* [WHAT IS NEEDED]:
Scan the entries and tally the lines that include the string "محاضر". Reply with the figure alone.

──────── INPUT RECORDS ────────

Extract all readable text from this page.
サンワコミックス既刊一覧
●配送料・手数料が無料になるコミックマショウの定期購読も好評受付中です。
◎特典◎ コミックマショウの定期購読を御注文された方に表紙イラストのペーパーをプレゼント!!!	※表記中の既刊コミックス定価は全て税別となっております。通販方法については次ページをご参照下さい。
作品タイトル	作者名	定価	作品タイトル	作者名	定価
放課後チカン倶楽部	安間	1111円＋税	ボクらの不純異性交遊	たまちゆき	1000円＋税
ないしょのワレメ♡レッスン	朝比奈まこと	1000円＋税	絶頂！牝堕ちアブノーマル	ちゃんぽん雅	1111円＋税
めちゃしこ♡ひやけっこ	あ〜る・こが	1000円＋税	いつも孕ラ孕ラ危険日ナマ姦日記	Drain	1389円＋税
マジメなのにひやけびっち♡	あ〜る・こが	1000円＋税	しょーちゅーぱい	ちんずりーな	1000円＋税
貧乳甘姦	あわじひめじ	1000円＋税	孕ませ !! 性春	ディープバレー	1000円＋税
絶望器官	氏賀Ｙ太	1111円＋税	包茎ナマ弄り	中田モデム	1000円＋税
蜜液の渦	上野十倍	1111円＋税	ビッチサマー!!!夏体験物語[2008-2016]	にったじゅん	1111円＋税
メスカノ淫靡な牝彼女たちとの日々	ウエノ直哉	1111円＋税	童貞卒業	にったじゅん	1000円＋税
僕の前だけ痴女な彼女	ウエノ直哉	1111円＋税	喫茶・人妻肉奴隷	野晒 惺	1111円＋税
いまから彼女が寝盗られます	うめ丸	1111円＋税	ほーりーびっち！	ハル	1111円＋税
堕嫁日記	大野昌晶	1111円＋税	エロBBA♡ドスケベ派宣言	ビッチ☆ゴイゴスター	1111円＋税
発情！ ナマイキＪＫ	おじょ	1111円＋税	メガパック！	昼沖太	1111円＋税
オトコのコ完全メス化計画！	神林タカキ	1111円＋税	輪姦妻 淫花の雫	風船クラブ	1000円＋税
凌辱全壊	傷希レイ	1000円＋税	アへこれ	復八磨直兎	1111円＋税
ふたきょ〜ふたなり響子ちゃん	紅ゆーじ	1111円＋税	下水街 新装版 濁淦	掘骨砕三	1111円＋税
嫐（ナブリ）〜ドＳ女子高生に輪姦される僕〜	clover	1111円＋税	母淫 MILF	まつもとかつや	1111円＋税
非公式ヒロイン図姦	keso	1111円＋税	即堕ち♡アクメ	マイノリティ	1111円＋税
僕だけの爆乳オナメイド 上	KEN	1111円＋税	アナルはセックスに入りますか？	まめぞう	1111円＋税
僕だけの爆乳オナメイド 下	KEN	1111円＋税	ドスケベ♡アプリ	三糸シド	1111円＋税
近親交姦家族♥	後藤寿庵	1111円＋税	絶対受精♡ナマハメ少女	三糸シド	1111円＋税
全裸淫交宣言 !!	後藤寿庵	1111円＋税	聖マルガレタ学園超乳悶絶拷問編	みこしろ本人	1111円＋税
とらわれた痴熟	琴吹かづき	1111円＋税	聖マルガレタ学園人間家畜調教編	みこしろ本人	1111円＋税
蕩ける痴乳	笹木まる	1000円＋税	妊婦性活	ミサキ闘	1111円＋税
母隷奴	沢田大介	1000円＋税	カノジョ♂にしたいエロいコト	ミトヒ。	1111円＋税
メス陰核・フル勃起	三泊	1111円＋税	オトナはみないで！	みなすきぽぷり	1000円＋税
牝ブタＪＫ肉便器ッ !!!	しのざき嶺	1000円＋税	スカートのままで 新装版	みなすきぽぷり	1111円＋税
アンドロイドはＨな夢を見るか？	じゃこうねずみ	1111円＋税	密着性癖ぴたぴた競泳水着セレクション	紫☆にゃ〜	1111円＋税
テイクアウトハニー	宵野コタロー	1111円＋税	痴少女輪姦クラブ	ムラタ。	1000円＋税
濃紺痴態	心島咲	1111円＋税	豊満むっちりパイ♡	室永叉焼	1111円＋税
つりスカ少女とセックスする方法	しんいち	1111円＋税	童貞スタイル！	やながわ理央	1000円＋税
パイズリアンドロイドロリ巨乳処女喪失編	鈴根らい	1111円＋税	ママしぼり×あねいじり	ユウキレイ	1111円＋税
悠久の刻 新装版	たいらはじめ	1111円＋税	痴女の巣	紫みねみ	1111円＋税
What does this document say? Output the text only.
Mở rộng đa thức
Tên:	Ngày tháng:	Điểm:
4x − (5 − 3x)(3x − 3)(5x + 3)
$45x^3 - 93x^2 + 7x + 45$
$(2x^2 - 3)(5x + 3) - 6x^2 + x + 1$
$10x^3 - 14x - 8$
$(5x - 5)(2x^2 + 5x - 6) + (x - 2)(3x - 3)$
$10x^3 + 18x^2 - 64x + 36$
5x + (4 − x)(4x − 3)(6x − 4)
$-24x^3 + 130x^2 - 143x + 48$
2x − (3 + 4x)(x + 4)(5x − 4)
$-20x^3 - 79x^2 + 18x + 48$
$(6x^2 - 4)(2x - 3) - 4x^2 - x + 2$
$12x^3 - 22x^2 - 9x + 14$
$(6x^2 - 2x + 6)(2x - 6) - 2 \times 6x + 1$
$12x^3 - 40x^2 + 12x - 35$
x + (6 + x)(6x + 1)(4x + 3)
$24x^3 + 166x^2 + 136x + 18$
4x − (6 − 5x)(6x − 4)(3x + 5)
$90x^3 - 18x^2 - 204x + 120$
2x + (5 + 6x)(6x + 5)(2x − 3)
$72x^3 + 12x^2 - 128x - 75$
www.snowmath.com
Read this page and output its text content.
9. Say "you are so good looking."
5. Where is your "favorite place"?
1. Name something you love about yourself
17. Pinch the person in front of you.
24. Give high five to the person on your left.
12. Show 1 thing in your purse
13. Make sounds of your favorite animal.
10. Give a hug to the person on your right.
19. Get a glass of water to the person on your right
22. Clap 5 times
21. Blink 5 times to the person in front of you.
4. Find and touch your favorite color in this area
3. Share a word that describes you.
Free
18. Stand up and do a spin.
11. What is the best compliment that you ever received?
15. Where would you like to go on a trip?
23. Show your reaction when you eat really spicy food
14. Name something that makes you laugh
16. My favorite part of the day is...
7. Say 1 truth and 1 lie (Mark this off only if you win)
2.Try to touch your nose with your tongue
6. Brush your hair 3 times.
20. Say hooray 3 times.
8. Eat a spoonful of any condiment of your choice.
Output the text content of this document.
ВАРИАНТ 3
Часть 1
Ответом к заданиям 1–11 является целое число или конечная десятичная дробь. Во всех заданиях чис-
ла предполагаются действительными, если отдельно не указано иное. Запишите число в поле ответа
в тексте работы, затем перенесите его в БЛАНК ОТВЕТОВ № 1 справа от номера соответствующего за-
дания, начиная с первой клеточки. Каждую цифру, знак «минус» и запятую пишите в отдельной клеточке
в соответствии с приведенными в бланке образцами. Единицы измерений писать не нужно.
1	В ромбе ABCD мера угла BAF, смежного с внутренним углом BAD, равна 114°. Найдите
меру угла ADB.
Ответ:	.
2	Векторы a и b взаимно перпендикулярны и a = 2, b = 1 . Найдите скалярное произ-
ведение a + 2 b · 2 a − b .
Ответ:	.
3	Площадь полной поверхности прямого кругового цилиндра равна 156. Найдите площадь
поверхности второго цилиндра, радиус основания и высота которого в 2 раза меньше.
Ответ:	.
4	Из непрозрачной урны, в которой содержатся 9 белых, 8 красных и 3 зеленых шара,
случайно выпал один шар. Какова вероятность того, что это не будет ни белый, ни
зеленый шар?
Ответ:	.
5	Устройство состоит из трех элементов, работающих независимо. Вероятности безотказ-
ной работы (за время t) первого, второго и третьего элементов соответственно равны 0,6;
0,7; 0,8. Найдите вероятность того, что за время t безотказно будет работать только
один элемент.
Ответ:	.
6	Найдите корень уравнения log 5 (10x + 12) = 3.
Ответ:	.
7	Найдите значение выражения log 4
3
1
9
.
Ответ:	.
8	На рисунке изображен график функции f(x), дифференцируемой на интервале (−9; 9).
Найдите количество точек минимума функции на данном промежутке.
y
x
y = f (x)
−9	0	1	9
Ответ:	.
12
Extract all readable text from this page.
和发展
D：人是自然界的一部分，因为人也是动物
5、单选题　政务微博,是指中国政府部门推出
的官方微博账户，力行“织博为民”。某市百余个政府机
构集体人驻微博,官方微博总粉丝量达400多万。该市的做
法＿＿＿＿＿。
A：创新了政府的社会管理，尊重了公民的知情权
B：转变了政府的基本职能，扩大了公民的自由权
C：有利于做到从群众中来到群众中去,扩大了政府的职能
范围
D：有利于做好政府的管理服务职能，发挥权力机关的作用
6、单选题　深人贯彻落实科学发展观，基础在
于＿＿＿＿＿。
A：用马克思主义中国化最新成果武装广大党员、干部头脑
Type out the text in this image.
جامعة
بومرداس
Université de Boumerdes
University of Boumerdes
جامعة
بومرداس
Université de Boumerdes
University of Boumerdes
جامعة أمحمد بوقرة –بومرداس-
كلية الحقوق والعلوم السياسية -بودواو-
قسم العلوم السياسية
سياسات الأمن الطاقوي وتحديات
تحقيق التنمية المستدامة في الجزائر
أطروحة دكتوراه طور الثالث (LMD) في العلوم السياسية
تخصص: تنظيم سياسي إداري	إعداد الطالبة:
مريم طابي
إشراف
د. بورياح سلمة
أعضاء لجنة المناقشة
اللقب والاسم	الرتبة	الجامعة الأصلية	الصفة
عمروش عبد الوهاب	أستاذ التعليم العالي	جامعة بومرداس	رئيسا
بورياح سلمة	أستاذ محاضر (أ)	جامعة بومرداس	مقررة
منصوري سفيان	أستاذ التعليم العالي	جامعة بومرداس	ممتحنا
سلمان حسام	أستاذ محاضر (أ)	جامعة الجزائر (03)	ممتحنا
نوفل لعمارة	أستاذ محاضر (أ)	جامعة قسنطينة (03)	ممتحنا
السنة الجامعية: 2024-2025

────────

* [SOLUTION]:
3